-- START OF LISTED ENTRIES --

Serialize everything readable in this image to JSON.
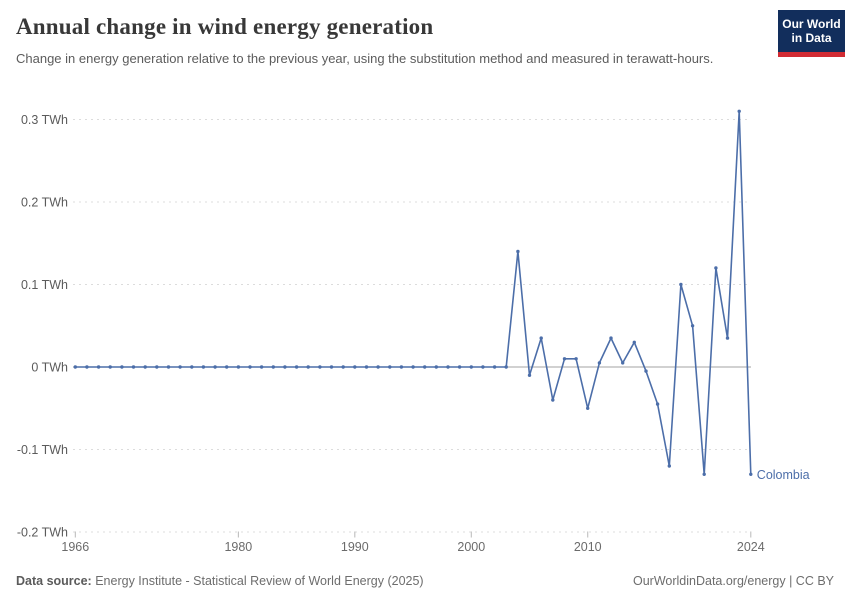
{
  "header": {
    "title": "Annual change in wind energy generation",
    "subtitle": "Change in energy generation relative to the previous year, using the substitution method and measured in terawatt-hours.",
    "logo": {
      "line1": "Our World",
      "line2": "in Data"
    }
  },
  "footer": {
    "source_label": "Data source:",
    "source_text": " Energy Institute - Statistical Review of World Energy (2025)",
    "right_text": "OurWorldinData.org/energy | CC BY"
  },
  "colors": {
    "series": "#4C6EA9",
    "grid_dashed": "#dcdcdc",
    "zero_line": "#a3a3a3",
    "axis_tick": "#b8b8b8",
    "axis_label": "#5b5b5b",
    "x_label": "#6b6b6b",
    "logo_bg": "#122E5C",
    "logo_stripe": "#D12B33"
  },
  "chart_data": {
    "type": "line",
    "title": "Annual change in wind energy generation",
    "xlabel": "",
    "ylabel": "",
    "unit": "TWh",
    "grid": "horizontal-dashed",
    "legend_position": "end-of-line-label",
    "xlim": [
      1966,
      2024
    ],
    "ylim": [
      -0.2,
      0.32
    ],
    "x_ticks": [
      {
        "value": 1966,
        "label": "1966"
      },
      {
        "value": 1980,
        "label": "1980"
      },
      {
        "value": 1990,
        "label": "1990"
      },
      {
        "value": 2000,
        "label": "2000"
      },
      {
        "value": 2010,
        "label": "2010"
      },
      {
        "value": 2024,
        "label": "2024"
      }
    ],
    "y_ticks": [
      {
        "value": 0.3,
        "label": "0.3 TWh"
      },
      {
        "value": 0.2,
        "label": "0.2 TWh"
      },
      {
        "value": 0.1,
        "label": "0.1 TWh"
      },
      {
        "value": 0,
        "label": "0 TWh"
      },
      {
        "value": -0.1,
        "label": "-0.1 TWh"
      },
      {
        "value": -0.2,
        "label": "-0.2 TWh"
      }
    ],
    "x": [
      1966,
      1967,
      1968,
      1969,
      1970,
      1971,
      1972,
      1973,
      1974,
      1975,
      1976,
      1977,
      1978,
      1979,
      1980,
      1981,
      1982,
      1983,
      1984,
      1985,
      1986,
      1987,
      1988,
      1989,
      1990,
      1991,
      1992,
      1993,
      1994,
      1995,
      1996,
      1997,
      1998,
      1999,
      2000,
      2001,
      2002,
      2003,
      2004,
      2005,
      2006,
      2007,
      2008,
      2009,
      2010,
      2011,
      2012,
      2013,
      2014,
      2015,
      2016,
      2017,
      2018,
      2019,
      2020,
      2021,
      2022,
      2023,
      2024
    ],
    "series": [
      {
        "name": "Colombia",
        "end_label": "Colombia",
        "color": "#4C6EA9",
        "values": [
          0,
          0,
          0,
          0,
          0,
          0,
          0,
          0,
          0,
          0,
          0,
          0,
          0,
          0,
          0,
          0,
          0,
          0,
          0,
          0,
          0,
          0,
          0,
          0,
          0,
          0,
          0,
          0,
          0,
          0,
          0,
          0,
          0,
          0,
          0,
          0,
          0,
          0,
          0.14,
          -0.01,
          0.035,
          -0.04,
          0.01,
          0.01,
          -0.05,
          0.005,
          0.035,
          0.005,
          0.03,
          -0.005,
          -0.045,
          -0.12,
          0.1,
          0.05,
          -0.13,
          0.12,
          0.035,
          0.31,
          -0.13
        ]
      }
    ]
  }
}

-- END OF LISTED ENTRIES --

● GIVEN REQUEST
Copy the records exactly as they appear, excluding images.

● WRITTEN ANSWER
Serialize everything readable in this image to JSON.
{
  "header": {
    "title": "Annual change in wind energy generation",
    "subtitle": "Change in energy generation relative to the previous year, using the substitution method and measured in terawatt-hours.",
    "logo": {
      "line1": "Our World",
      "line2": "in Data"
    }
  },
  "footer": {
    "source_label": "Data source:",
    "source_text": " Energy Institute - Statistical Review of World Energy (2025)",
    "right_text": "OurWorldinData.org/energy | CC BY"
  },
  "colors": {
    "series": "#4C6EA9",
    "grid_dashed": "#dcdcdc",
    "zero_line": "#a3a3a3",
    "axis_tick": "#b8b8b8",
    "axis_label": "#5b5b5b",
    "x_label": "#6b6b6b",
    "logo_bg": "#122E5C",
    "logo_stripe": "#D12B33"
  },
  "chart_data": {
    "type": "line",
    "title": "Annual change in wind energy generation",
    "xlabel": "",
    "ylabel": "",
    "unit": "TWh",
    "grid": "horizontal-dashed",
    "legend_position": "end-of-line-label",
    "xlim": [
      1966,
      2024
    ],
    "ylim": [
      -0.2,
      0.32
    ],
    "x_ticks": [
      {
        "value": 1966,
        "label": "1966"
      },
      {
        "value": 1980,
        "label": "1980"
      },
      {
        "value": 1990,
        "label": "1990"
      },
      {
        "value": 2000,
        "label": "2000"
      },
      {
        "value": 2010,
        "label": "2010"
      },
      {
        "value": 2024,
        "label": "2024"
      }
    ],
    "y_ticks": [
      {
        "value": 0.3,
        "label": "0.3 TWh"
      },
      {
        "value": 0.2,
        "label": "0.2 TWh"
      },
      {
        "value": 0.1,
        "label": "0.1 TWh"
      },
      {
        "value": 0,
        "label": "0 TWh"
      },
      {
        "value": -0.1,
        "label": "-0.1 TWh"
      },
      {
        "value": -0.2,
        "label": "-0.2 TWh"
      }
    ],
    "x": [
      1966,
      1967,
      1968,
      1969,
      1970,
      1971,
      1972,
      1973,
      1974,
      1975,
      1976,
      1977,
      1978,
      1979,
      1980,
      1981,
      1982,
      1983,
      1984,
      1985,
      1986,
      1987,
      1988,
      1989,
      1990,
      1991,
      1992,
      1993,
      1994,
      1995,
      1996,
      1997,
      1998,
      1999,
      2000,
      2001,
      2002,
      2003,
      2004,
      2005,
      2006,
      2007,
      2008,
      2009,
      2010,
      2011,
      2012,
      2013,
      2014,
      2015,
      2016,
      2017,
      2018,
      2019,
      2020,
      2021,
      2022,
      2023,
      2024
    ],
    "series": [
      {
        "name": "Colombia",
        "end_label": "Colombia",
        "color": "#4C6EA9",
        "values": [
          0,
          0,
          0,
          0,
          0,
          0,
          0,
          0,
          0,
          0,
          0,
          0,
          0,
          0,
          0,
          0,
          0,
          0,
          0,
          0,
          0,
          0,
          0,
          0,
          0,
          0,
          0,
          0,
          0,
          0,
          0,
          0,
          0,
          0,
          0,
          0,
          0,
          0,
          0.14,
          -0.01,
          0.035,
          -0.04,
          0.01,
          0.01,
          -0.05,
          0.005,
          0.035,
          0.005,
          0.03,
          -0.005,
          -0.045,
          -0.12,
          0.1,
          0.05,
          -0.13,
          0.12,
          0.035,
          0.31,
          -0.13
        ]
      }
    ]
  }
}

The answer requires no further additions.